■ **Dataset items**:
● ● ● ● ● ● ●
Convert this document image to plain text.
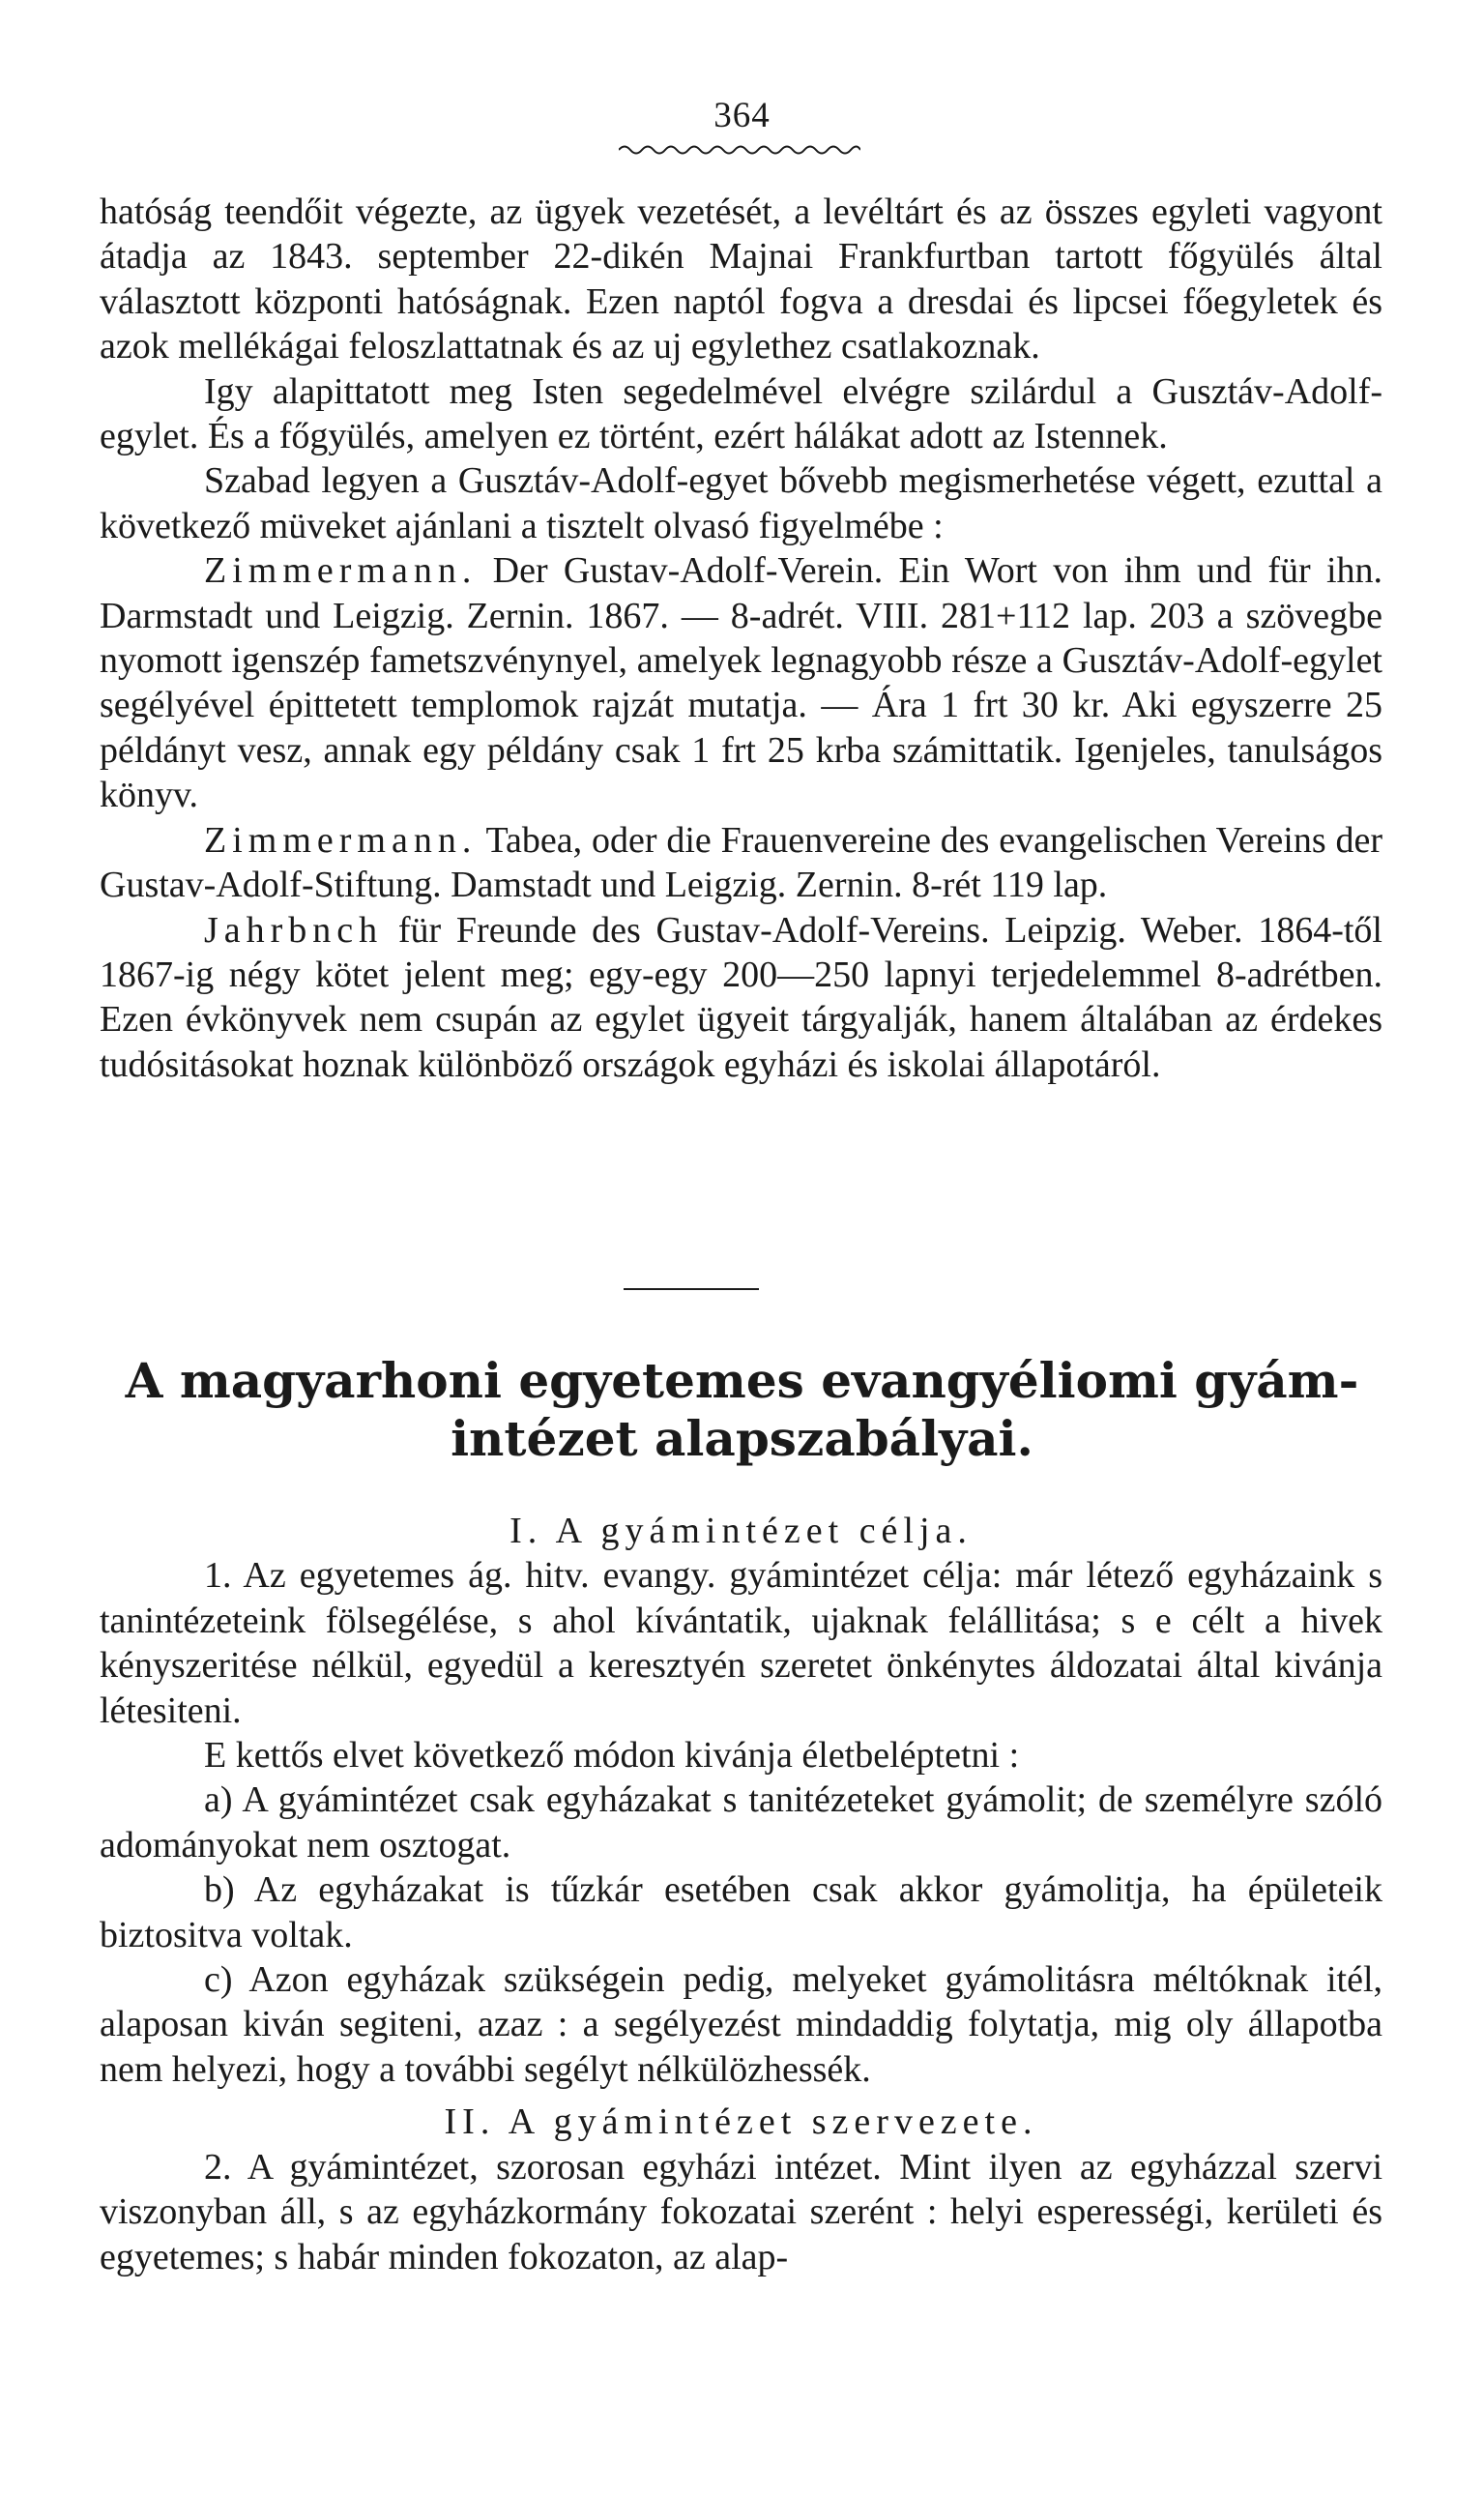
364

hatóság teendőit végezte, az ügyek vezetését, a levéltárt és az összes egyleti vagyont átadja az 1843. september 22-dikén Majnai Frankfurtban tartott főgyülés által választott központi hatóságnak. Ezen naptól fogva a dresdai és lipcsei főegyletek és azok mellékágai feloszlattatnak és az uj egylethez csatlakoznak.

Igy alapittatott meg Isten segedelmével elvégre szilárdul a Gusztáv-Adolf-egylet. És a főgyülés, amelyen ez történt, ezért hálákat adott az Istennek.

Szabad legyen a Gusztáv-Adolf-egyet bővebb megismerhetése végett, ezuttal a következő müveket ajánlani a tisztelt olvasó figyelmébe :

Zimmermann. Der Gustav-Adolf-Verein. Ein Wort von ihm und für ihn. Darmstadt und Leigzig. Zernin. 1867. — 8-adrét. VIII. 281+112 lap. 203 a szövegbe nyomott igenszép fametszvénynyel, amelyek legnagyobb része a Gusztáv-Adolf-egylet segélyével épittetett templomok rajzát mutatja. — Ára 1 frt 30 kr. Aki egyszerre 25 példányt vesz, annak egy példány csak 1 frt 25 krba számittatik. Igenjeles, tanulságos könyv.

Zimmermann. Tabea, oder die Frauenvereine des evangelischen Vereins der Gustav-Adolf-Stiftung. Damstadt und Leigzig. Zernin. 8-rét 119 lap.

Jahrbnch für Freunde des Gustav-Adolf-Vereins. Leipzig. Weber. 1864-től 1867-ig négy kötet jelent meg; egy-egy 200—250 lapnyi terjedelemmel 8-adrétben. Ezen évkönyvek nem csupán az egylet ügyeit tárgyalják, hanem általában az érdekes tudósitásokat hoznak különböző országok egyházi és iskolai állapotáról.

A magyarhoni egyetemes evangyéliomi gyám-
intézet alapszabályai.

I. A gyámintézet célja.

1. Az egyetemes ág. hitv. evangy. gyámintézet célja: már létező egyházaink s tanintézeteink fölsegélése, s ahol kívántatik, ujaknak felállitása; s e célt a hivek kényszeritése nélkül, egyedül a keresztyén szeretet önkénytes áldozatai által kivánja létesiteni.

E kettős elvet következő módon kivánja életbeléptetni :

a) A gyámintézet csak egyházakat s tanitézeteket gyámolit; de személyre szóló adományokat nem osztogat.

b) Az egyházakat is tűzkár esetében csak akkor gyámolitja, ha épületeik biztositva voltak.

c) Azon egyházak szükségein pedig, melyeket gyámolitásra méltóknak itél, alaposan kiván segiteni, azaz : a segélyezést mindaddig folytatja, mig oly állapotba nem helyezi, hogy a további segélyt nélkülözhessék.

II. A gyámintézet szervezete.

2. A gyámintézet, szorosan egyházi intézet. Mint ilyen az egyházzal szervi viszonyban áll, s az egyházkormány fokozatai szerént : helyi esperességi, kerületi és egyetemes; s habár minden fokozaton, az alap-
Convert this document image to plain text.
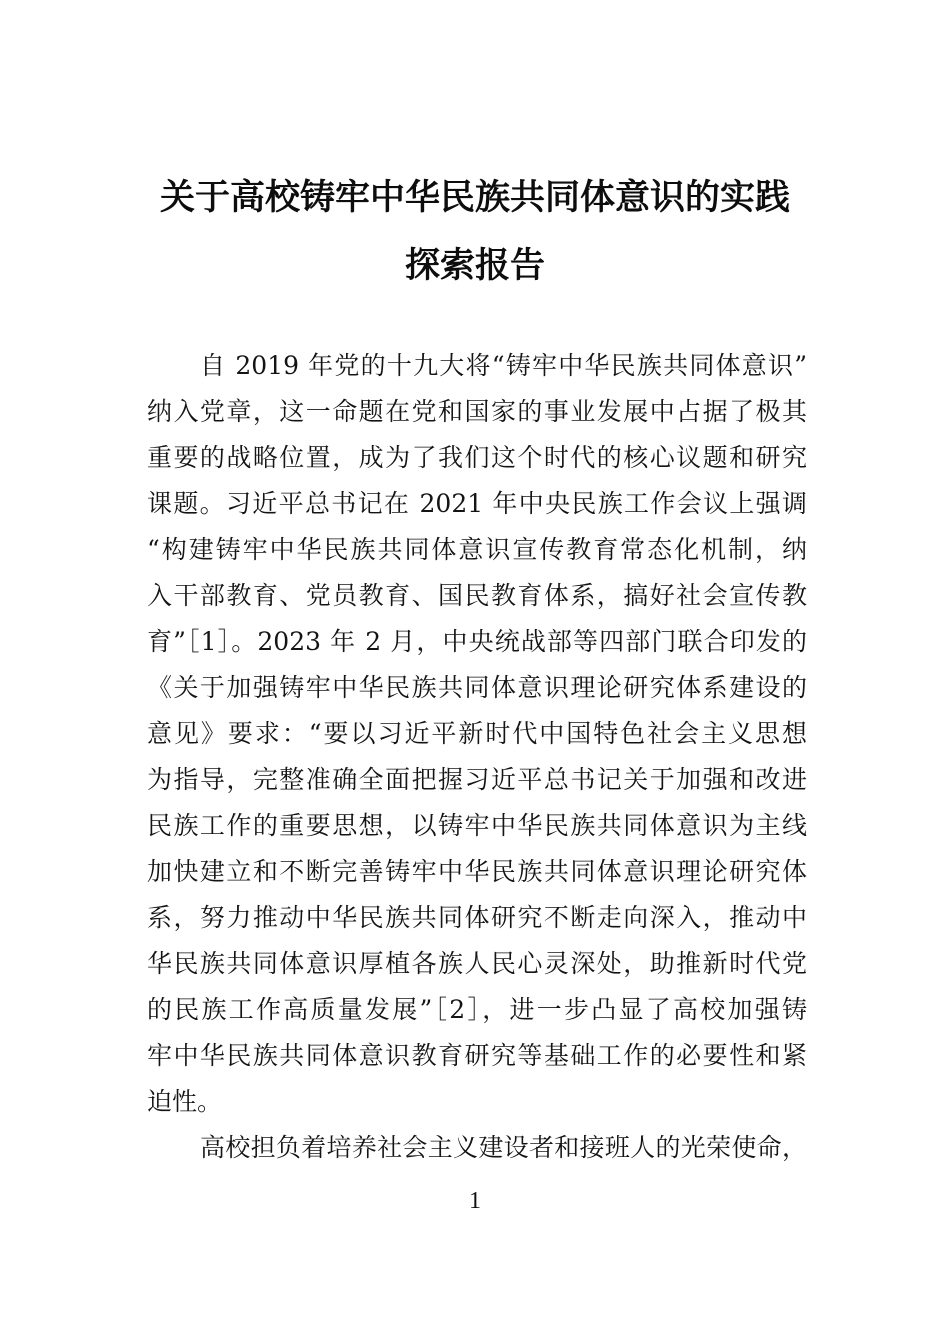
关于高校铸牢中华民族共同体意识的实践
探索报告
自 2019 年党的十九大将“铸牢中华民族共同体意识”
纳入党章，这一命题在党和国家的事业发展中占据了极其
重要的战略位置，成为了我们这个时代的核心议题和研究
课题。习近平总书记在 2021 年中央民族工作会议上强调
“构建铸牢中华民族共同体意识宣传教育常态化机制，纳
入干部教育、党员教育、国民教育体系，搞好社会宣传教
育”［1］。2023 年 2 月，中央统战部等四部门联合印发的
《关于加强铸牢中华民族共同体意识理论研究体系建设的
意见》要求：“要以习近平新时代中国特色社会主义思想
为指导，完整准确全面把握习近平总书记关于加强和改进
民族工作的重要思想，以铸牢中华民族共同体意识为主线
加快建立和不断完善铸牢中华民族共同体意识理论研究体
系，努力推动中华民族共同体研究不断走向深入，推动中
华民族共同体意识厚植各族人民心灵深处，助推新时代党
的民族工作高质量发展”［2］，进一步凸显了高校加强铸
牢中华民族共同体意识教育研究等基础工作的必要性和紧
迫性。
高校担负着培养社会主义建设者和接班人的光荣使命，
1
● ● ● ● ● ● ●
Copy out each record shown above without alteration, skipping any picture.

Convert this document image to plain text.
364

hatóság teendőit végezte, az ügyek vezetését, a levéltárt és az összes egyleti vagyont átadja az 1843. september 22-dikén Majnai Frankfurtban tartott főgyülés által választott központi hatóságnak. Ezen naptól fogva a dresdai és lipcsei főegyletek és azok mellékágai feloszlattatnak és az uj egylethez csatlakoznak.

Igy alapittatott meg Isten segedelmével elvégre szilárdul a Gusztáv-Adolf-egylet. És a főgyülés, amelyen ez történt, ezért hálákat adott az Istennek.

Szabad legyen a Gusztáv-Adolf-egyet bővebb megismerhetése végett, ezuttal a következő müveket ajánlani a tisztelt olvasó figyelmébe :

Zimmermann. Der Gustav-Adolf-Verein. Ein Wort von ihm und für ihn. Darmstadt und Leigzig. Zernin. 1867. — 8-adrét. VIII. 281+112 lap. 203 a szövegbe nyomott igenszép fametszvénynyel, amelyek legnagyobb része a Gusztáv-Adolf-egylet segélyével épittetett templomok rajzát mutatja. — Ára 1 frt 30 kr. Aki egyszerre 25 példányt vesz, annak egy példány csak 1 frt 25 krba számittatik. Igenjeles, tanulságos könyv.

Zimmermann. Tabea, oder die Frauenvereine des evangelischen Vereins der Gustav-Adolf-Stiftung. Damstadt und Leigzig. Zernin. 8-rét 119 lap.

Jahrbnch für Freunde des Gustav-Adolf-Vereins. Leipzig. Weber. 1864-től 1867-ig négy kötet jelent meg; egy-egy 200—250 lapnyi terjedelemmel 8-adrétben. Ezen évkönyvek nem csupán az egylet ügyeit tárgyalják, hanem általában az érdekes tudósitásokat hoznak különböző országok egyházi és iskolai állapotáról.

A magyarhoni egyetemes evangyéliomi gyám-
intézet alapszabályai.

I. A gyámintézet célja.

1. Az egyetemes ág. hitv. evangy. gyámintézet célja: már létező egyházaink s tanintézeteink fölsegélése, s ahol kívántatik, ujaknak felállitása; s e célt a hivek kényszeritése nélkül, egyedül a keresztyén szeretet önkénytes áldozatai által kivánja létesiteni.

E kettős elvet következő módon kivánja életbeléptetni :

a) A gyámintézet csak egyházakat s tanitézeteket gyámolit; de személyre szóló adományokat nem osztogat.

b) Az egyházakat is tűzkár esetében csak akkor gyámolitja, ha épületeik biztositva voltak.

c) Azon egyházak szükségein pedig, melyeket gyámolitásra méltóknak itél, alaposan kiván segiteni, azaz : a segélyezést mindaddig folytatja, mig oly állapotba nem helyezi, hogy a további segélyt nélkülözhessék.

II. A gyámintézet szervezete.

2. A gyámintézet, szorosan egyházi intézet. Mint ilyen az egyházzal szervi viszonyban áll, s az egyházkormány fokozatai szerént : helyi esperességi, kerületi és egyetemes; s habár minden fokozaton, az alap-
Convert this document image to plain text.
关于高校铸牢中华民族共同体意识的实践
探索报告
自 2019 年党的十九大将“铸牢中华民族共同体意识”
纳入党章，这一命题在党和国家的事业发展中占据了极其
重要的战略位置，成为了我们这个时代的核心议题和研究
课题。习近平总书记在 2021 年中央民族工作会议上强调
“构建铸牢中华民族共同体意识宣传教育常态化机制，纳
入干部教育、党员教育、国民教育体系，搞好社会宣传教
育”［1］。2023 年 2 月，中央统战部等四部门联合印发的
《关于加强铸牢中华民族共同体意识理论研究体系建设的
意见》要求：“要以习近平新时代中国特色社会主义思想
为指导，完整准确全面把握习近平总书记关于加强和改进
民族工作的重要思想，以铸牢中华民族共同体意识为主线
加快建立和不断完善铸牢中华民族共同体意识理论研究体
系，努力推动中华民族共同体研究不断走向深入，推动中
华民族共同体意识厚植各族人民心灵深处，助推新时代党
的民族工作高质量发展”［2］，进一步凸显了高校加强铸
牢中华民族共同体意识教育研究等基础工作的必要性和紧
迫性。
高校担负着培养社会主义建设者和接班人的光荣使命，
1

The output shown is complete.